+++ Stored rows

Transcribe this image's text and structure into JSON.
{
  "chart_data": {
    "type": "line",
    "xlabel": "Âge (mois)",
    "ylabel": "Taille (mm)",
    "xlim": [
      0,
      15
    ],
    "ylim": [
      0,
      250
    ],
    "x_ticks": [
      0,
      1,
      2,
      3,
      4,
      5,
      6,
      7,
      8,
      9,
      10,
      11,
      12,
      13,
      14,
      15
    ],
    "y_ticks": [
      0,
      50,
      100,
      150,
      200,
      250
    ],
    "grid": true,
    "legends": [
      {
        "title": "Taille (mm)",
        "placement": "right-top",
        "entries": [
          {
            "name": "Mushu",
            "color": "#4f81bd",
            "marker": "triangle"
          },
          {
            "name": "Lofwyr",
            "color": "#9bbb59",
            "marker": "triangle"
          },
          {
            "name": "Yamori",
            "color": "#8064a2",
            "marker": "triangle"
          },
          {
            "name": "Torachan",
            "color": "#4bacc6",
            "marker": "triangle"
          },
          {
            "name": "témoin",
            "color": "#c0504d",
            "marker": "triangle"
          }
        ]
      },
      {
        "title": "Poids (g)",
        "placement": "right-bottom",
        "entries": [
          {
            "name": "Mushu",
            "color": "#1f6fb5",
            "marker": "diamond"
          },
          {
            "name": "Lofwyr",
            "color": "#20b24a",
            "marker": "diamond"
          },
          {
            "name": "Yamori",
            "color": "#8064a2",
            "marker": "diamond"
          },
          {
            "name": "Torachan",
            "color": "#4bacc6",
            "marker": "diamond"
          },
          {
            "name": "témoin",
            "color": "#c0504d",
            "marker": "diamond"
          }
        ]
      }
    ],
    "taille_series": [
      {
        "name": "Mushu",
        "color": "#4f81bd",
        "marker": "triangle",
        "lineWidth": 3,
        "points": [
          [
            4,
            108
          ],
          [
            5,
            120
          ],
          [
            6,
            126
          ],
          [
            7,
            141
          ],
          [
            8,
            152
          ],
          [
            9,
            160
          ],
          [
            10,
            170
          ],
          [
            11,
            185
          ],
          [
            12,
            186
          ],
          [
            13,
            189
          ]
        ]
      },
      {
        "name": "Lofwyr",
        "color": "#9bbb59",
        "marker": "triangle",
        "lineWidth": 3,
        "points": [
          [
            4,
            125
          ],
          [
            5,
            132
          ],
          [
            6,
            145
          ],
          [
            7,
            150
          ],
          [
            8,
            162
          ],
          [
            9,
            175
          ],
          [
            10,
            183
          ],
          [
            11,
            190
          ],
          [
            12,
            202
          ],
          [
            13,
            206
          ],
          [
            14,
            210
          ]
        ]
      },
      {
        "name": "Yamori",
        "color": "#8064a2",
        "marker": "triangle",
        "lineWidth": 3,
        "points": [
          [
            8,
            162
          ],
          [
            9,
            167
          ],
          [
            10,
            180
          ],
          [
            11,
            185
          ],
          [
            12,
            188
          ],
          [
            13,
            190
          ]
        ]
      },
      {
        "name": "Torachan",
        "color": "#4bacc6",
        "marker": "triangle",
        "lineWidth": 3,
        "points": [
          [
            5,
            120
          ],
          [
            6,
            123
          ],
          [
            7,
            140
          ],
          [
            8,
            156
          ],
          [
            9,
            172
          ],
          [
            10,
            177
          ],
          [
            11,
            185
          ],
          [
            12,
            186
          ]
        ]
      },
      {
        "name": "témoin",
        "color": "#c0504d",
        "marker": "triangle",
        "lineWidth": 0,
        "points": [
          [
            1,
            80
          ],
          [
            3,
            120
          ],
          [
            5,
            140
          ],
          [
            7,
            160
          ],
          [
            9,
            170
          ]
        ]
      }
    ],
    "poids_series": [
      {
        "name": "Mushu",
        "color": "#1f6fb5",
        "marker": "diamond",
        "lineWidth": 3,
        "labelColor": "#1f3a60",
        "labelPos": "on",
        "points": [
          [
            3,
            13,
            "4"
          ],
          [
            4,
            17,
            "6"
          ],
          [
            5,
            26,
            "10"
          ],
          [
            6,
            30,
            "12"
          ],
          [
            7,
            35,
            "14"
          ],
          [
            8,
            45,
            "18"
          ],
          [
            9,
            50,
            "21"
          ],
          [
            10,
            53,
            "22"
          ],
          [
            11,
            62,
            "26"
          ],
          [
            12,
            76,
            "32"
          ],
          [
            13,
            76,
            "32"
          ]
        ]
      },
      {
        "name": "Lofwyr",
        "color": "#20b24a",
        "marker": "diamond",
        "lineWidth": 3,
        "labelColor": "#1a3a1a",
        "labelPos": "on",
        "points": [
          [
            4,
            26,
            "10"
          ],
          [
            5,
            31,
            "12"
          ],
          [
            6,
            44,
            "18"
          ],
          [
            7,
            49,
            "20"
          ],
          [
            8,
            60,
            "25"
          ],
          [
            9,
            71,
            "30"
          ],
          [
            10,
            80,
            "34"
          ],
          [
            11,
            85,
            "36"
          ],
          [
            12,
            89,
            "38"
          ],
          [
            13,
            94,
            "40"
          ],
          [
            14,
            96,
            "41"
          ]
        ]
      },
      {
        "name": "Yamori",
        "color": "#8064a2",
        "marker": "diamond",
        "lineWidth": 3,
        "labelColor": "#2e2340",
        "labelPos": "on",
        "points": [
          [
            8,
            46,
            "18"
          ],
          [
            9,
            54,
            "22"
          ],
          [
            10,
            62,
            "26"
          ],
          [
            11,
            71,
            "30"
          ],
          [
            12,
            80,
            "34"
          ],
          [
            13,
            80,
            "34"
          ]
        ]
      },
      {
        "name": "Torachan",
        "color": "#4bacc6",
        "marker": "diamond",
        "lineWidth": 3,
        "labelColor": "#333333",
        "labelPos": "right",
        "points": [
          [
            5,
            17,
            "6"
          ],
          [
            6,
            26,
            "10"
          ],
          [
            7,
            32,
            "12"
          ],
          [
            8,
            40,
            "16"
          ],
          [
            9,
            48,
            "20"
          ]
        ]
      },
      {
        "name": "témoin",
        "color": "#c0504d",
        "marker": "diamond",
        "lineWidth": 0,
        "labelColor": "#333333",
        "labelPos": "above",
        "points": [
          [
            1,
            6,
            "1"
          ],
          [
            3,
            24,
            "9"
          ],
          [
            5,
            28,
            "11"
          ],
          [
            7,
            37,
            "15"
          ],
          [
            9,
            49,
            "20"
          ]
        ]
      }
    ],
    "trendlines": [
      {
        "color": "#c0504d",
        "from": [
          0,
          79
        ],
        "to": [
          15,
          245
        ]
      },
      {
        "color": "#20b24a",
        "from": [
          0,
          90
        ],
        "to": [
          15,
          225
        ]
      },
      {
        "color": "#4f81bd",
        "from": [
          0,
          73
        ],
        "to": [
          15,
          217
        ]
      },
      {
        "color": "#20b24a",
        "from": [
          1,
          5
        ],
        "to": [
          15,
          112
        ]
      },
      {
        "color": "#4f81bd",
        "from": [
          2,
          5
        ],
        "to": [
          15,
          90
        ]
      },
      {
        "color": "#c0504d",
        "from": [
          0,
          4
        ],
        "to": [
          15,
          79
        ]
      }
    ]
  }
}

++++++

### What is being asked
Restate each record exactly as written.

### Exercise response
Transcribe this image's text and structure into JSON.
{
  "chart_data": {
    "type": "line",
    "xlabel": "Âge (mois)",
    "ylabel": "Taille (mm)",
    "xlim": [
      0,
      15
    ],
    "ylim": [
      0,
      250
    ],
    "x_ticks": [
      0,
      1,
      2,
      3,
      4,
      5,
      6,
      7,
      8,
      9,
      10,
      11,
      12,
      13,
      14,
      15
    ],
    "y_ticks": [
      0,
      50,
      100,
      150,
      200,
      250
    ],
    "grid": true,
    "legends": [
      {
        "title": "Taille (mm)",
        "placement": "right-top",
        "entries": [
          {
            "name": "Mushu",
            "color": "#4f81bd",
            "marker": "triangle"
          },
          {
            "name": "Lofwyr",
            "color": "#9bbb59",
            "marker": "triangle"
          },
          {
            "name": "Yamori",
            "color": "#8064a2",
            "marker": "triangle"
          },
          {
            "name": "Torachan",
            "color": "#4bacc6",
            "marker": "triangle"
          },
          {
            "name": "témoin",
            "color": "#c0504d",
            "marker": "triangle"
          }
        ]
      },
      {
        "title": "Poids (g)",
        "placement": "right-bottom",
        "entries": [
          {
            "name": "Mushu",
            "color": "#1f6fb5",
            "marker": "diamond"
          },
          {
            "name": "Lofwyr",
            "color": "#20b24a",
            "marker": "diamond"
          },
          {
            "name": "Yamori",
            "color": "#8064a2",
            "marker": "diamond"
          },
          {
            "name": "Torachan",
            "color": "#4bacc6",
            "marker": "diamond"
          },
          {
            "name": "témoin",
            "color": "#c0504d",
            "marker": "diamond"
          }
        ]
      }
    ],
    "taille_series": [
      {
        "name": "Mushu",
        "color": "#4f81bd",
        "marker": "triangle",
        "lineWidth": 3,
        "points": [
          [
            4,
            108
          ],
          [
            5,
            120
          ],
          [
            6,
            126
          ],
          [
            7,
            141
          ],
          [
            8,
            152
          ],
          [
            9,
            160
          ],
          [
            10,
            170
          ],
          [
            11,
            185
          ],
          [
            12,
            186
          ],
          [
            13,
            189
          ]
        ]
      },
      {
        "name": "Lofwyr",
        "color": "#9bbb59",
        "marker": "triangle",
        "lineWidth": 3,
        "points": [
          [
            4,
            125
          ],
          [
            5,
            132
          ],
          [
            6,
            145
          ],
          [
            7,
            150
          ],
          [
            8,
            162
          ],
          [
            9,
            175
          ],
          [
            10,
            183
          ],
          [
            11,
            190
          ],
          [
            12,
            202
          ],
          [
            13,
            206
          ],
          [
            14,
            210
          ]
        ]
      },
      {
        "name": "Yamori",
        "color": "#8064a2",
        "marker": "triangle",
        "lineWidth": 3,
        "points": [
          [
            8,
            162
          ],
          [
            9,
            167
          ],
          [
            10,
            180
          ],
          [
            11,
            185
          ],
          [
            12,
            188
          ],
          [
            13,
            190
          ]
        ]
      },
      {
        "name": "Torachan",
        "color": "#4bacc6",
        "marker": "triangle",
        "lineWidth": 3,
        "points": [
          [
            5,
            120
          ],
          [
            6,
            123
          ],
          [
            7,
            140
          ],
          [
            8,
            156
          ],
          [
            9,
            172
          ],
          [
            10,
            177
          ],
          [
            11,
            185
          ],
          [
            12,
            186
          ]
        ]
      },
      {
        "name": "témoin",
        "color": "#c0504d",
        "marker": "triangle",
        "lineWidth": 0,
        "points": [
          [
            1,
            80
          ],
          [
            3,
            120
          ],
          [
            5,
            140
          ],
          [
            7,
            160
          ],
          [
            9,
            170
          ]
        ]
      }
    ],
    "poids_series": [
      {
        "name": "Mushu",
        "color": "#1f6fb5",
        "marker": "diamond",
        "lineWidth": 3,
        "labelColor": "#1f3a60",
        "labelPos": "on",
        "points": [
          [
            3,
            13,
            "4"
          ],
          [
            4,
            17,
            "6"
          ],
          [
            5,
            26,
            "10"
          ],
          [
            6,
            30,
            "12"
          ],
          [
            7,
            35,
            "14"
          ],
          [
            8,
            45,
            "18"
          ],
          [
            9,
            50,
            "21"
          ],
          [
            10,
            53,
            "22"
          ],
          [
            11,
            62,
            "26"
          ],
          [
            12,
            76,
            "32"
          ],
          [
            13,
            76,
            "32"
          ]
        ]
      },
      {
        "name": "Lofwyr",
        "color": "#20b24a",
        "marker": "diamond",
        "lineWidth": 3,
        "labelColor": "#1a3a1a",
        "labelPos": "on",
        "points": [
          [
            4,
            26,
            "10"
          ],
          [
            5,
            31,
            "12"
          ],
          [
            6,
            44,
            "18"
          ],
          [
            7,
            49,
            "20"
          ],
          [
            8,
            60,
            "25"
          ],
          [
            9,
            71,
            "30"
          ],
          [
            10,
            80,
            "34"
          ],
          [
            11,
            85,
            "36"
          ],
          [
            12,
            89,
            "38"
          ],
          [
            13,
            94,
            "40"
          ],
          [
            14,
            96,
            "41"
          ]
        ]
      },
      {
        "name": "Yamori",
        "color": "#8064a2",
        "marker": "diamond",
        "lineWidth": 3,
        "labelColor": "#2e2340",
        "labelPos": "on",
        "points": [
          [
            8,
            46,
            "18"
          ],
          [
            9,
            54,
            "22"
          ],
          [
            10,
            62,
            "26"
          ],
          [
            11,
            71,
            "30"
          ],
          [
            12,
            80,
            "34"
          ],
          [
            13,
            80,
            "34"
          ]
        ]
      },
      {
        "name": "Torachan",
        "color": "#4bacc6",
        "marker": "diamond",
        "lineWidth": 3,
        "labelColor": "#333333",
        "labelPos": "right",
        "points": [
          [
            5,
            17,
            "6"
          ],
          [
            6,
            26,
            "10"
          ],
          [
            7,
            32,
            "12"
          ],
          [
            8,
            40,
            "16"
          ],
          [
            9,
            48,
            "20"
          ]
        ]
      },
      {
        "name": "témoin",
        "color": "#c0504d",
        "marker": "diamond",
        "lineWidth": 0,
        "labelColor": "#333333",
        "labelPos": "above",
        "points": [
          [
            1,
            6,
            "1"
          ],
          [
            3,
            24,
            "9"
          ],
          [
            5,
            28,
            "11"
          ],
          [
            7,
            37,
            "15"
          ],
          [
            9,
            49,
            "20"
          ]
        ]
      }
    ],
    "trendlines": [
      {
        "color": "#c0504d",
        "from": [
          0,
          79
        ],
        "to": [
          15,
          245
        ]
      },
      {
        "color": "#20b24a",
        "from": [
          0,
          90
        ],
        "to": [
          15,
          225
        ]
      },
      {
        "color": "#4f81bd",
        "from": [
          0,
          73
        ],
        "to": [
          15,
          217
        ]
      },
      {
        "color": "#20b24a",
        "from": [
          1,
          5
        ],
        "to": [
          15,
          112
        ]
      },
      {
        "color": "#4f81bd",
        "from": [
          2,
          5
        ],
        "to": [
          15,
          90
        ]
      },
      {
        "color": "#c0504d",
        "from": [
          0,
          4
        ],
        "to": [
          15,
          79
        ]
      }
    ]
  }
}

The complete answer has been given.